- What you should do
Only lines holding the word "JSON" should be copied from the material.

- Data shown
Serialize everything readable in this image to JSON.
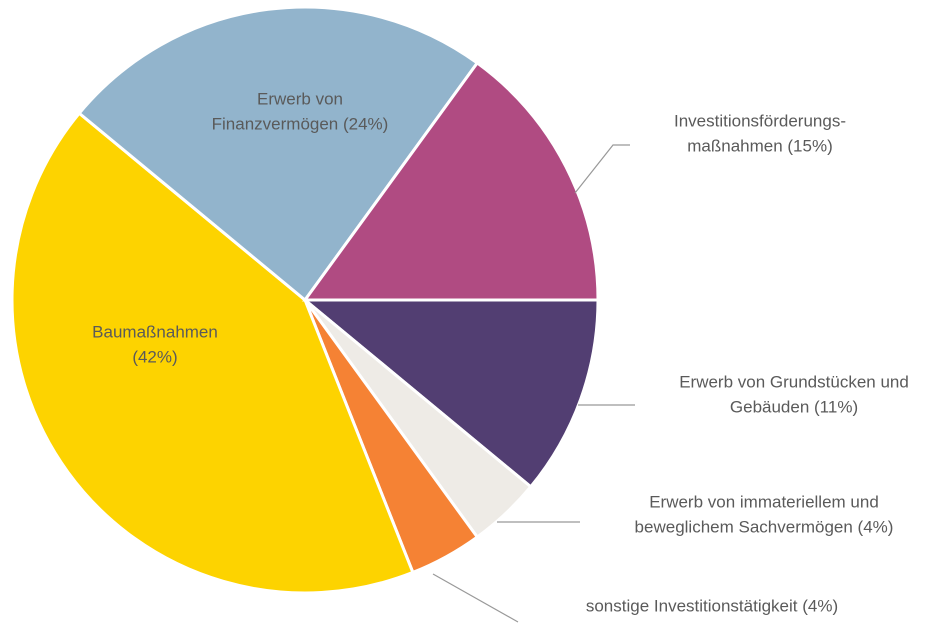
{
  "chart_data": {
    "type": "pie",
    "categories": [
      [
        "Erwerb von Grundstücken und",
        "Gebäuden (11%)"
      ],
      [
        "Erwerb von immateriellem und",
        "beweglichem Sachvermögen (4%)"
      ],
      [
        "sonstige Investitionstätigkeit (4%)"
      ],
      [
        "Baumaßnahmen",
        "(42%)"
      ],
      [
        "Erwerb von",
        "Finanzvermögen (24%)"
      ],
      [
        "Investitionsförderungs-",
        "maßnahmen (15%)"
      ]
    ],
    "values": [
      11,
      4,
      4,
      42,
      24,
      15
    ],
    "colors": [
      "#523e72",
      "#eeebe6",
      "#f58234",
      "#fdd300",
      "#92b4cc",
      "#b04b82"
    ]
  }
}
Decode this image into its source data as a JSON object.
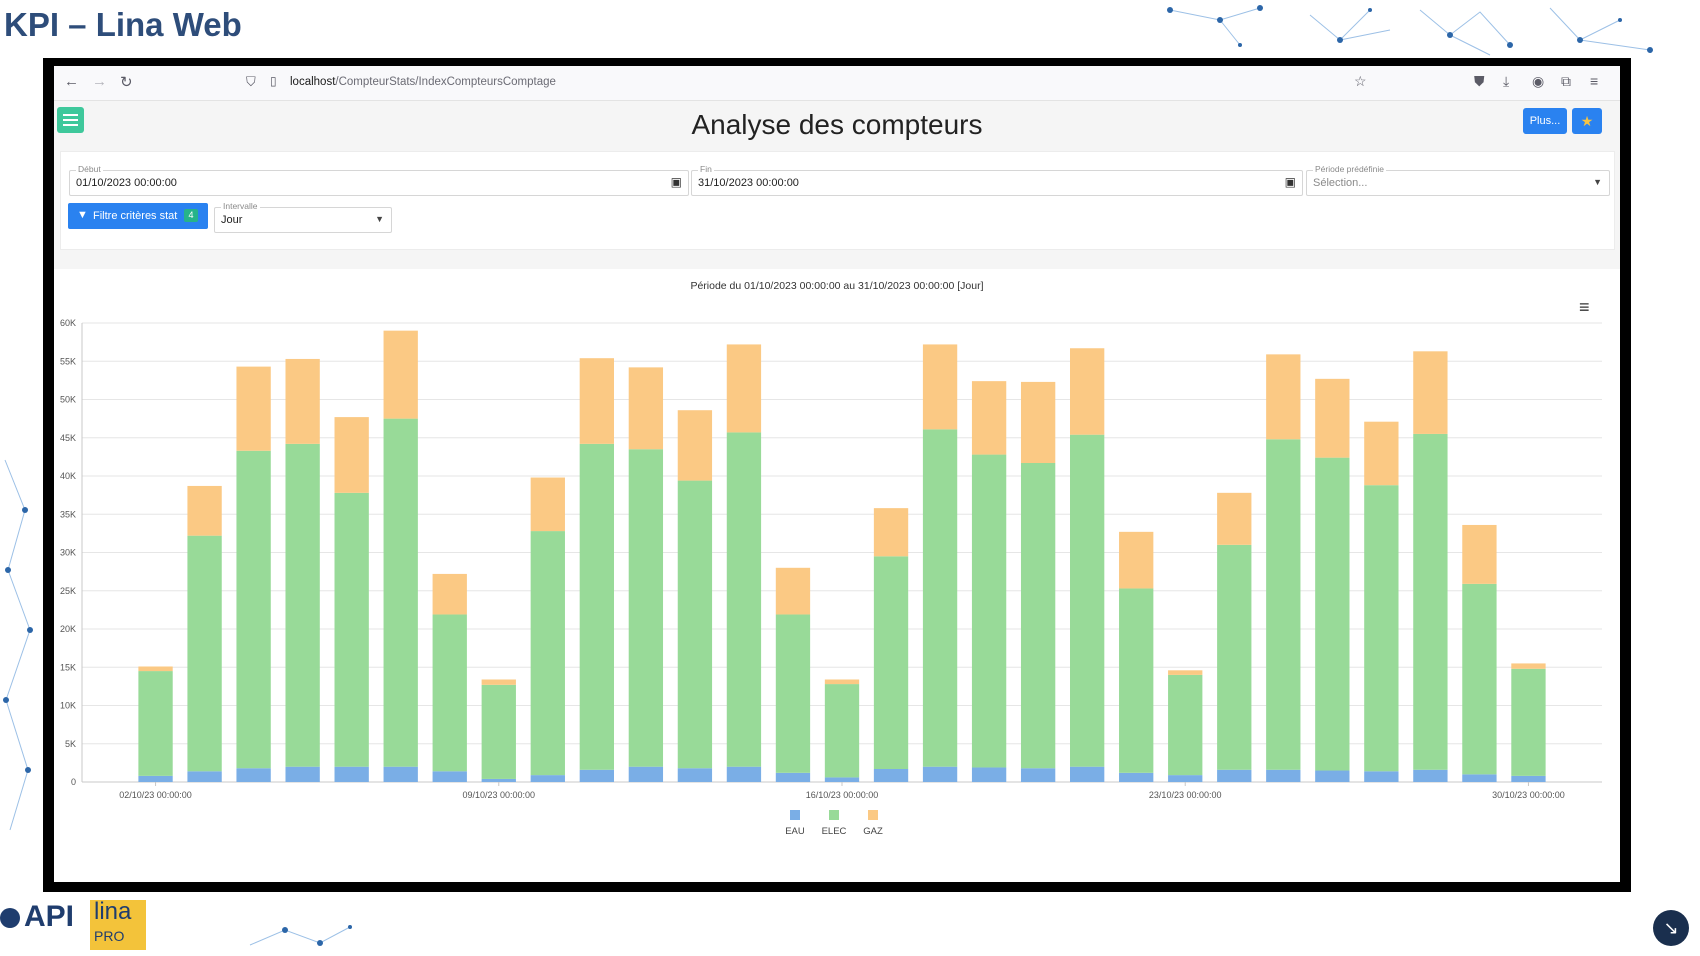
{
  "slide": {
    "title": "KPI – Lina Web"
  },
  "browser": {
    "url_host": "localhost",
    "url_path": "/CompteurStats/IndexCompteursComptage",
    "icons": [
      "back-icon",
      "forward-icon",
      "reload-icon",
      "shield-icon",
      "page-icon",
      "bookmark-star-icon",
      "pocket-icon",
      "download-icon",
      "account-icon",
      "extensions-icon",
      "app-menu-icon"
    ]
  },
  "page": {
    "title": "Analyse des compteurs",
    "plus_label": "Plus...",
    "star_glyph": "★"
  },
  "filters": {
    "debut_label": "Début",
    "debut_value": "01/10/2023 00:00:00",
    "fin_label": "Fin",
    "fin_value": "31/10/2023 00:00:00",
    "periode_label": "Période prédéfinie",
    "periode_placeholder": "Sélection...",
    "filter_button_label": "Filtre critères stat",
    "filter_count": "4",
    "intervalle_label": "Intervalle",
    "intervalle_value": "Jour"
  },
  "chart_data": {
    "type": "bar",
    "stacked": true,
    "title": "Période du 01/10/2023 00:00:00 au 31/10/2023 00:00:00  [Jour]",
    "ylim": [
      0,
      60000
    ],
    "yticks": [
      "0",
      "5K",
      "10K",
      "15K",
      "20K",
      "25K",
      "30K",
      "35K",
      "40K",
      "45K",
      "50K",
      "55K",
      "60K"
    ],
    "xticks": [
      {
        "index": 1,
        "label": "02/10/23 00:00:00"
      },
      {
        "index": 8,
        "label": "09/10/23 00:00:00"
      },
      {
        "index": 15,
        "label": "16/10/23 00:00:00"
      },
      {
        "index": 22,
        "label": "23/10/23 00:00:00"
      },
      {
        "index": 29,
        "label": "30/10/23 00:00:00"
      }
    ],
    "legend_position": "bottom",
    "categories": [
      "01/10",
      "02/10",
      "03/10",
      "04/10",
      "05/10",
      "06/10",
      "07/10",
      "08/10",
      "09/10",
      "10/10",
      "11/10",
      "12/10",
      "13/10",
      "14/10",
      "15/10",
      "16/10",
      "17/10",
      "18/10",
      "19/10",
      "20/10",
      "21/10",
      "22/10",
      "23/10",
      "24/10",
      "25/10",
      "26/10",
      "27/10",
      "28/10",
      "29/10",
      "30/10",
      "31/10"
    ],
    "series": [
      {
        "name": "EAU",
        "color": "#7aaee6",
        "values": [
          0,
          800,
          1400,
          1800,
          2000,
          2000,
          2000,
          1400,
          400,
          900,
          1600,
          2000,
          1800,
          2000,
          1200,
          600,
          1700,
          2000,
          1900,
          1800,
          2000,
          1200,
          900,
          1600,
          1600,
          1500,
          1400,
          1600,
          1000,
          800,
          0
        ]
      },
      {
        "name": "ELEC",
        "color": "#98da98",
        "values": [
          0,
          13700,
          30800,
          41500,
          42200,
          35800,
          45500,
          20500,
          12300,
          31900,
          42600,
          41500,
          37600,
          43700,
          20700,
          12200,
          27800,
          44100,
          40900,
          39900,
          43400,
          24100,
          13100,
          29400,
          43200,
          40900,
          37400,
          43900,
          24900,
          14000,
          0
        ]
      },
      {
        "name": "GAZ",
        "color": "#fbc984",
        "values": [
          0,
          600,
          6500,
          11000,
          11100,
          9900,
          11500,
          5300,
          700,
          7000,
          11200,
          10700,
          9200,
          11500,
          6100,
          600,
          6300,
          11100,
          9600,
          10600,
          11300,
          7400,
          600,
          6800,
          11100,
          10300,
          8300,
          10800,
          7700,
          700,
          0
        ]
      }
    ]
  },
  "logos": {
    "api": "API",
    "lina": "lina",
    "lina_sub": "PRO"
  },
  "colors": {
    "accent": "#2a82f0",
    "menu": "#3ec89b",
    "title": "#2e4d7a"
  }
}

- Solution
Serialize everything readable in this image to JSON.
Decode this image into its source data as a JSON object.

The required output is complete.